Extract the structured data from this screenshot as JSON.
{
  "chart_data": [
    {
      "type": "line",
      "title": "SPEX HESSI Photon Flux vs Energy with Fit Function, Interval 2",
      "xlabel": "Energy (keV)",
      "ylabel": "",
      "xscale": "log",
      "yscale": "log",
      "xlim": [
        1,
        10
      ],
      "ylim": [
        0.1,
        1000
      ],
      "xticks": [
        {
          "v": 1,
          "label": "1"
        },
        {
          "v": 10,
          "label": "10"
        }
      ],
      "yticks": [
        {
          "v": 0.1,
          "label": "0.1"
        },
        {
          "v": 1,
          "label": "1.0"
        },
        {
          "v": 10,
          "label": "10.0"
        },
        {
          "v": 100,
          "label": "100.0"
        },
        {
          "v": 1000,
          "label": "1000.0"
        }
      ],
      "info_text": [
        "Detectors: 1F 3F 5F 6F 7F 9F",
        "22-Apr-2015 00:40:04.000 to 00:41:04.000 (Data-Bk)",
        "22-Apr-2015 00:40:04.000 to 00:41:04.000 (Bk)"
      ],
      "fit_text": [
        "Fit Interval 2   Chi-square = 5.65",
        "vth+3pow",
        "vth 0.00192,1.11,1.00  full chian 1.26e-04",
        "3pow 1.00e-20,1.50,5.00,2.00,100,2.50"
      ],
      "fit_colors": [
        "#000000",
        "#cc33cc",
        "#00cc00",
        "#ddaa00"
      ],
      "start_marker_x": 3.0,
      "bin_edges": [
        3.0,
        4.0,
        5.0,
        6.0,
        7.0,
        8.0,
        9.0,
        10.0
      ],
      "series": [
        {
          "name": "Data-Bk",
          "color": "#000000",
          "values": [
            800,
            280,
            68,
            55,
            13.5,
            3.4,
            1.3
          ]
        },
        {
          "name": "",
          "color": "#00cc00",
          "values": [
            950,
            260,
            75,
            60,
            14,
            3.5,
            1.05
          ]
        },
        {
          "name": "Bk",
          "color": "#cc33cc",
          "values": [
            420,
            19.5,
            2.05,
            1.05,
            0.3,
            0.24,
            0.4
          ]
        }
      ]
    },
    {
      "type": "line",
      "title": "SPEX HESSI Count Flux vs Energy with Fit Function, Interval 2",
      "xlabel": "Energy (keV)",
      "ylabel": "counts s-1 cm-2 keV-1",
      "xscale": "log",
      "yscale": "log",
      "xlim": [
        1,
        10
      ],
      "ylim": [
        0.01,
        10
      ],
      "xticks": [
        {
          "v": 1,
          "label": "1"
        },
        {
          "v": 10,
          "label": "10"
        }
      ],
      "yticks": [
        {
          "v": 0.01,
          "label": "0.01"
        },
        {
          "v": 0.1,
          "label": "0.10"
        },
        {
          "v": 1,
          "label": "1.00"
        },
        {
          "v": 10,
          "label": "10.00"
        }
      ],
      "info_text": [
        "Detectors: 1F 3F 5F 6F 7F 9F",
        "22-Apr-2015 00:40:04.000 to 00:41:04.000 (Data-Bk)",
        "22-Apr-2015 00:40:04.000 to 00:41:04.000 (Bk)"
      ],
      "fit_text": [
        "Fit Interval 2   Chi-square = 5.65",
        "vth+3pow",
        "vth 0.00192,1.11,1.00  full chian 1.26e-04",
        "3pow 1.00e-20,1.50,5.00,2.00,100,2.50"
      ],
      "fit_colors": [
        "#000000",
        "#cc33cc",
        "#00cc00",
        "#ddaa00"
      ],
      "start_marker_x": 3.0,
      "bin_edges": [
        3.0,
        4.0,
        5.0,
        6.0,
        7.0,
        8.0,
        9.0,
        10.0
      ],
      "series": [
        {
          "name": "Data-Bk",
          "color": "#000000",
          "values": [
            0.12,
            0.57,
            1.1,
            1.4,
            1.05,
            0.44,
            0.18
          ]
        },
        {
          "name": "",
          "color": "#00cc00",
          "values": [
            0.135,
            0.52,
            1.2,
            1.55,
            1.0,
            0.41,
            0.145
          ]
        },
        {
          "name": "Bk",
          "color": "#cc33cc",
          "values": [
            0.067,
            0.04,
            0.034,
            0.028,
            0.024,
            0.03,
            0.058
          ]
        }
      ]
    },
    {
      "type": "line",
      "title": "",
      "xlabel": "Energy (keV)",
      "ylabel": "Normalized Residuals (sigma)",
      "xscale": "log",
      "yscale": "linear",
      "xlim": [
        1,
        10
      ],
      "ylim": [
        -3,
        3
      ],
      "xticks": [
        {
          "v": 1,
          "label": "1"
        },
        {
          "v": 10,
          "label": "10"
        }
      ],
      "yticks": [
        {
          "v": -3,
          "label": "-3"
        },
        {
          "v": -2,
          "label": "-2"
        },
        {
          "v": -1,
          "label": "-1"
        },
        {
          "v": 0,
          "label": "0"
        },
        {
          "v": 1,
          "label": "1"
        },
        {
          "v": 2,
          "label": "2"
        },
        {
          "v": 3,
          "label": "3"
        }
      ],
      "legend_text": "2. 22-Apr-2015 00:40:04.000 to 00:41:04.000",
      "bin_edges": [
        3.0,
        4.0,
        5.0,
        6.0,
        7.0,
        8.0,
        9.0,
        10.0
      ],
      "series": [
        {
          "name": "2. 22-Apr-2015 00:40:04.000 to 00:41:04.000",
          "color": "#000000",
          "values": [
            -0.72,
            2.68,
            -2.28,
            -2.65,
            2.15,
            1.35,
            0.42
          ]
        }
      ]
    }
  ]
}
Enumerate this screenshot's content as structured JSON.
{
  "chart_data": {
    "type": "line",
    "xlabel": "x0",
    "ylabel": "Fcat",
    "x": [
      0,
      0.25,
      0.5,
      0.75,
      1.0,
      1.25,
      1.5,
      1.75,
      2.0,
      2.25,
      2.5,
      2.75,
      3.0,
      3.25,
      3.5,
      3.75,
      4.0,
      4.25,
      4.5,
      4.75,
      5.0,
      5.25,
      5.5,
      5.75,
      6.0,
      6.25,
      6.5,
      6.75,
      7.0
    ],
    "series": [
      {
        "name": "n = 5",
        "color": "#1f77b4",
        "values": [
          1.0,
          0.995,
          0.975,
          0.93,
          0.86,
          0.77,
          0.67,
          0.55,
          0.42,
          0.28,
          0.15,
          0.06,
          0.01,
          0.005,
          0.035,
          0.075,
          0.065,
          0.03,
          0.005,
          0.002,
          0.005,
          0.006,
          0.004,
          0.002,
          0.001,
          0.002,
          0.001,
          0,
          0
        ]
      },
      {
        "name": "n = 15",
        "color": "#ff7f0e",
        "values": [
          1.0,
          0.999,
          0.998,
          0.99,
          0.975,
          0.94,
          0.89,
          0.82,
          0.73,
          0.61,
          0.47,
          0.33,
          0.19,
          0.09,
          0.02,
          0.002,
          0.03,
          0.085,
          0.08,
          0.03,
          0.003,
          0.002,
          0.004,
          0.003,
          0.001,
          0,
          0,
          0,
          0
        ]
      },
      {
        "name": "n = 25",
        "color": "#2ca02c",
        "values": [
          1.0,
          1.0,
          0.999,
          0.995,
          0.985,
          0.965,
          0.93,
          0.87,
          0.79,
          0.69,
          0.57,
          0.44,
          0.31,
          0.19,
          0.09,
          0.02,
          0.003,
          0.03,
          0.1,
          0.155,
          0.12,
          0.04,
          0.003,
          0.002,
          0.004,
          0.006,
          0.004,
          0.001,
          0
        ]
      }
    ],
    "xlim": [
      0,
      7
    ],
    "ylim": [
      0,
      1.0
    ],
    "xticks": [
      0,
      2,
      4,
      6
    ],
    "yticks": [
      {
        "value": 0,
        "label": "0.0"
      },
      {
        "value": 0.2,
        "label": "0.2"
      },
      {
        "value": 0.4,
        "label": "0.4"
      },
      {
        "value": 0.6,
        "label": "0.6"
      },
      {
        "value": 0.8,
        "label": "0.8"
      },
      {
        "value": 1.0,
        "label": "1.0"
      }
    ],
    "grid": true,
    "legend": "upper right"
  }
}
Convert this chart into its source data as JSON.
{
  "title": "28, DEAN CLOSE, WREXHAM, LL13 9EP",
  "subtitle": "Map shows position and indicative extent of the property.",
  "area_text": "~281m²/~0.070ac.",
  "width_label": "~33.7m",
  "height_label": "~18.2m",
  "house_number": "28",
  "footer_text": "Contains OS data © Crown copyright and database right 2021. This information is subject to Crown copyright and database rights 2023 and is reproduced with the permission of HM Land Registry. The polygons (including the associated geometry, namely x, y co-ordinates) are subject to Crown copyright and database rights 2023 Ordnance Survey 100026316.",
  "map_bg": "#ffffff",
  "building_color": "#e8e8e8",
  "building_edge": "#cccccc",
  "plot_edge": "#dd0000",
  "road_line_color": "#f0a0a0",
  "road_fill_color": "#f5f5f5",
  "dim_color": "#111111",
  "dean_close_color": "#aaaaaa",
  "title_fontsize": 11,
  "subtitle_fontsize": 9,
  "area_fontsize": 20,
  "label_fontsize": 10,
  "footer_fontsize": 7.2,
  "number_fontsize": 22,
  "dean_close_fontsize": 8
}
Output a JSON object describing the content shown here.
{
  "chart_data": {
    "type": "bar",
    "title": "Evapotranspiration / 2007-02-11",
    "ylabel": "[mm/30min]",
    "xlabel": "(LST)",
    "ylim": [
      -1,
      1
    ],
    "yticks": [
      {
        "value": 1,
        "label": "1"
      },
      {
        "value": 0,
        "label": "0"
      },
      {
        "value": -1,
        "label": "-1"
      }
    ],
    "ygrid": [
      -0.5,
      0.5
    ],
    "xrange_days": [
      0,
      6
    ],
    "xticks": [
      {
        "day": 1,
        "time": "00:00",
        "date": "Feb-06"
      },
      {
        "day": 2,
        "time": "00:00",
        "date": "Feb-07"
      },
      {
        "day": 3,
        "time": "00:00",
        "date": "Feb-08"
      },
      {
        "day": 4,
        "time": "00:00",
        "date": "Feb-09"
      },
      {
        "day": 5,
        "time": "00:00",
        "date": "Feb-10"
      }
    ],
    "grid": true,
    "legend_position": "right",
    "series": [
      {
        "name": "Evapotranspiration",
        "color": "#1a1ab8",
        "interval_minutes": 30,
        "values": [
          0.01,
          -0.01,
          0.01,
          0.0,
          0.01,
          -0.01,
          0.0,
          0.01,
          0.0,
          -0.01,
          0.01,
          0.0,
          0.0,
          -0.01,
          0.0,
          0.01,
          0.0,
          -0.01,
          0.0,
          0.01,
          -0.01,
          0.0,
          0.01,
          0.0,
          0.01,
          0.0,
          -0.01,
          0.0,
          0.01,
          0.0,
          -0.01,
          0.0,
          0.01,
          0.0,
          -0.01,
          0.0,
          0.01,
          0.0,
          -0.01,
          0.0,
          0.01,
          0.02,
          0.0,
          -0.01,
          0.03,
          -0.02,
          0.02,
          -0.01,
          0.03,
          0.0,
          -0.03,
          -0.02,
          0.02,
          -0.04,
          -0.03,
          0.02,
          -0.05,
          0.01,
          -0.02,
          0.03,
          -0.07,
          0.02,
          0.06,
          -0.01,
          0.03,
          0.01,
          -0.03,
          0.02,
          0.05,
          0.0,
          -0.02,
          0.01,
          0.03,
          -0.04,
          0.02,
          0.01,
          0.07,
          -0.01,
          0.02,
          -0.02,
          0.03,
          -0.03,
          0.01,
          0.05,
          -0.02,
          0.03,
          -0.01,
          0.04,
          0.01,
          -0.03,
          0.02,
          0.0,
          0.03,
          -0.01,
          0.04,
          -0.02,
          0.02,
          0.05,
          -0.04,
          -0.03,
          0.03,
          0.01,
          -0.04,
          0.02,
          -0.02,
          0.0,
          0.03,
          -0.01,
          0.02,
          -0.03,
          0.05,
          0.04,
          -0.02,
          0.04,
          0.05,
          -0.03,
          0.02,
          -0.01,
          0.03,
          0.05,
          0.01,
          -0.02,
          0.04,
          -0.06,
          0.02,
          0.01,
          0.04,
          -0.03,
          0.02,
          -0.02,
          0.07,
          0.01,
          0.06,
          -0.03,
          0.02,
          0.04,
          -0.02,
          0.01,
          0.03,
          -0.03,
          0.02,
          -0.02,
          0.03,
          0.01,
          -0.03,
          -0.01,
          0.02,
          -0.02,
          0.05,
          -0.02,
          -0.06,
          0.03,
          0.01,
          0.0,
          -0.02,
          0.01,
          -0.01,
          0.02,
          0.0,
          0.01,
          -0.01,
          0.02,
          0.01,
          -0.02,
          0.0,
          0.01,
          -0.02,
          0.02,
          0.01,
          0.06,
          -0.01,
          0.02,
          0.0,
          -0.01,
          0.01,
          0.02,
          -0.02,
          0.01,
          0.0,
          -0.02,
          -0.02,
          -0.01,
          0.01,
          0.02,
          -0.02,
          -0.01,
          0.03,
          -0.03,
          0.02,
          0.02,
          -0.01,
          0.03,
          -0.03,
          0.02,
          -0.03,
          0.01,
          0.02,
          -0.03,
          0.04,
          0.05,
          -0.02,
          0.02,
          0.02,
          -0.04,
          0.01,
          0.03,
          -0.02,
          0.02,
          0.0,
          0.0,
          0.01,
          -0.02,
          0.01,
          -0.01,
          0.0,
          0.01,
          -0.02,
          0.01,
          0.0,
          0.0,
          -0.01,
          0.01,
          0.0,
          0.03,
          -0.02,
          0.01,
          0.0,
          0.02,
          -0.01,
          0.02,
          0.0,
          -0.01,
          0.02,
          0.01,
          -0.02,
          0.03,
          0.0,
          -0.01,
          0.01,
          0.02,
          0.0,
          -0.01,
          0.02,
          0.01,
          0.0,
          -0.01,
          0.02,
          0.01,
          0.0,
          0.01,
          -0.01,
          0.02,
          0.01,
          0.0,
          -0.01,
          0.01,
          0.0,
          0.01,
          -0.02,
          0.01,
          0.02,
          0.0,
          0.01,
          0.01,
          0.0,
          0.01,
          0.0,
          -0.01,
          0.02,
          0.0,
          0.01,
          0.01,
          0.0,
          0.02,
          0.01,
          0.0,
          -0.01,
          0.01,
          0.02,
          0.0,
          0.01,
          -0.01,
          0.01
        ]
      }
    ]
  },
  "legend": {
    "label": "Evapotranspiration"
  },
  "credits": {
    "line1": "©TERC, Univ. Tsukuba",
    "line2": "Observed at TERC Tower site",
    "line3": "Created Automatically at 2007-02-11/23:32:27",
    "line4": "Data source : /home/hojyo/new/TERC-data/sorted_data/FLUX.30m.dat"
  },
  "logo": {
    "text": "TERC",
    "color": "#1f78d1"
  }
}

Job
Return only those lines of the records that contain the string "Function".

Exercise result
      "title": "SPEX HESSI Photon Flux vs Energy with Fit Function, Interval 2",
      "title": "SPEX HESSI Count Flux vs Energy with Fit Function, Interval 2",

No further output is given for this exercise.